- _The problem_: Return all of the entries exactly as written.

- _Saved data entries_:
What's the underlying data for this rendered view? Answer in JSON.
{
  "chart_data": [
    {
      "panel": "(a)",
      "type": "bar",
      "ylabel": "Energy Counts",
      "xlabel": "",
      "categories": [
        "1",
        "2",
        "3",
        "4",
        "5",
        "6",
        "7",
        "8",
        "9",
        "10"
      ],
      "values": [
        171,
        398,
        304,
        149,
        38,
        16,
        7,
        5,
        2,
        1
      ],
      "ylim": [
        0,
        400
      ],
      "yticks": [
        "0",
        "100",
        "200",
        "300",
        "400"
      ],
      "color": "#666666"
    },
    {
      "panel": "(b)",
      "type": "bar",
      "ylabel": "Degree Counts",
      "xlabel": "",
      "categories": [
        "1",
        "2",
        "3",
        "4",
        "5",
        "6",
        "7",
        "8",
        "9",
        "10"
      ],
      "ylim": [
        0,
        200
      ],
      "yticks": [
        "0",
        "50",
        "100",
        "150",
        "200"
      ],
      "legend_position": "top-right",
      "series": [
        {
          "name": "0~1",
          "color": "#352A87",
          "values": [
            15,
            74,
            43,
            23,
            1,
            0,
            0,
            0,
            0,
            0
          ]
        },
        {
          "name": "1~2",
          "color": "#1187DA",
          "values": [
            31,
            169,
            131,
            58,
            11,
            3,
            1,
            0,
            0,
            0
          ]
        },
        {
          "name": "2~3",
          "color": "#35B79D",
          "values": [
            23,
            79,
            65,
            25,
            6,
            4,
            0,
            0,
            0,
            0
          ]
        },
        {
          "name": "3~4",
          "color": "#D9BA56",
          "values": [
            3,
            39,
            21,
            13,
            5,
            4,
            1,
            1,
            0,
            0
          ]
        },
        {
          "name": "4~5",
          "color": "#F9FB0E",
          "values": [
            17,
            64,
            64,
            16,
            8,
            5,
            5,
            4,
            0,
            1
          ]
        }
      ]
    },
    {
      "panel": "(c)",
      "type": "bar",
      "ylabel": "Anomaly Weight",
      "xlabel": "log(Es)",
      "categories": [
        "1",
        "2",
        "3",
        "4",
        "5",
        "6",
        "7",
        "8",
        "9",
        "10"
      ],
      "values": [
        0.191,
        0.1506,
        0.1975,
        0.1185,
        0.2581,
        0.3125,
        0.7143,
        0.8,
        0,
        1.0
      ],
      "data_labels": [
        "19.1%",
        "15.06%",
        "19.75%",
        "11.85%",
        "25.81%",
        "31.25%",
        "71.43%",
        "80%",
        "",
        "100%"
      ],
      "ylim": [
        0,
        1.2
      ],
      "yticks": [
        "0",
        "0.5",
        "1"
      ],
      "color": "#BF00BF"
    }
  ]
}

- _Exercise output_:
What's the underlying data for this rendered view? Answer in JSON.
{
  "chart_data": [
    {
      "panel": "(a)",
      "type": "bar",
      "ylabel": "Energy Counts",
      "xlabel": "",
      "categories": [
        "1",
        "2",
        "3",
        "4",
        "5",
        "6",
        "7",
        "8",
        "9",
        "10"
      ],
      "values": [
        171,
        398,
        304,
        149,
        38,
        16,
        7,
        5,
        2,
        1
      ],
      "ylim": [
        0,
        400
      ],
      "yticks": [
        "0",
        "100",
        "200",
        "300",
        "400"
      ],
      "color": "#666666"
    },
    {
      "panel": "(b)",
      "type": "bar",
      "ylabel": "Degree Counts",
      "xlabel": "",
      "categories": [
        "1",
        "2",
        "3",
        "4",
        "5",
        "6",
        "7",
        "8",
        "9",
        "10"
      ],
      "ylim": [
        0,
        200
      ],
      "yticks": [
        "0",
        "50",
        "100",
        "150",
        "200"
      ],
      "legend_position": "top-right",
      "series": [
        {
          "name": "0~1",
          "color": "#352A87",
          "values": [
            15,
            74,
            43,
            23,
            1,
            0,
            0,
            0,
            0,
            0
          ]
        },
        {
          "name": "1~2",
          "color": "#1187DA",
          "values": [
            31,
            169,
            131,
            58,
            11,
            3,
            1,
            0,
            0,
            0
          ]
        },
        {
          "name": "2~3",
          "color": "#35B79D",
          "values": [
            23,
            79,
            65,
            25,
            6,
            4,
            0,
            0,
            0,
            0
          ]
        },
        {
          "name": "3~4",
          "color": "#D9BA56",
          "values": [
            3,
            39,
            21,
            13,
            5,
            4,
            1,
            1,
            0,
            0
          ]
        },
        {
          "name": "4~5",
          "color": "#F9FB0E",
          "values": [
            17,
            64,
            64,
            16,
            8,
            5,
            5,
            4,
            0,
            1
          ]
        }
      ]
    },
    {
      "panel": "(c)",
      "type": "bar",
      "ylabel": "Anomaly Weight",
      "xlabel": "log(Es)",
      "categories": [
        "1",
        "2",
        "3",
        "4",
        "5",
        "6",
        "7",
        "8",
        "9",
        "10"
      ],
      "values": [
        0.191,
        0.1506,
        0.1975,
        0.1185,
        0.2581,
        0.3125,
        0.7143,
        0.8,
        0,
        1.0
      ],
      "data_labels": [
        "19.1%",
        "15.06%",
        "19.75%",
        "11.85%",
        "25.81%",
        "31.25%",
        "71.43%",
        "80%",
        "",
        "100%"
      ],
      "ylim": [
        0,
        1.2
      ],
      "yticks": [
        "0",
        "0.5",
        "1"
      ],
      "color": "#BF00BF"
    }
  ]
}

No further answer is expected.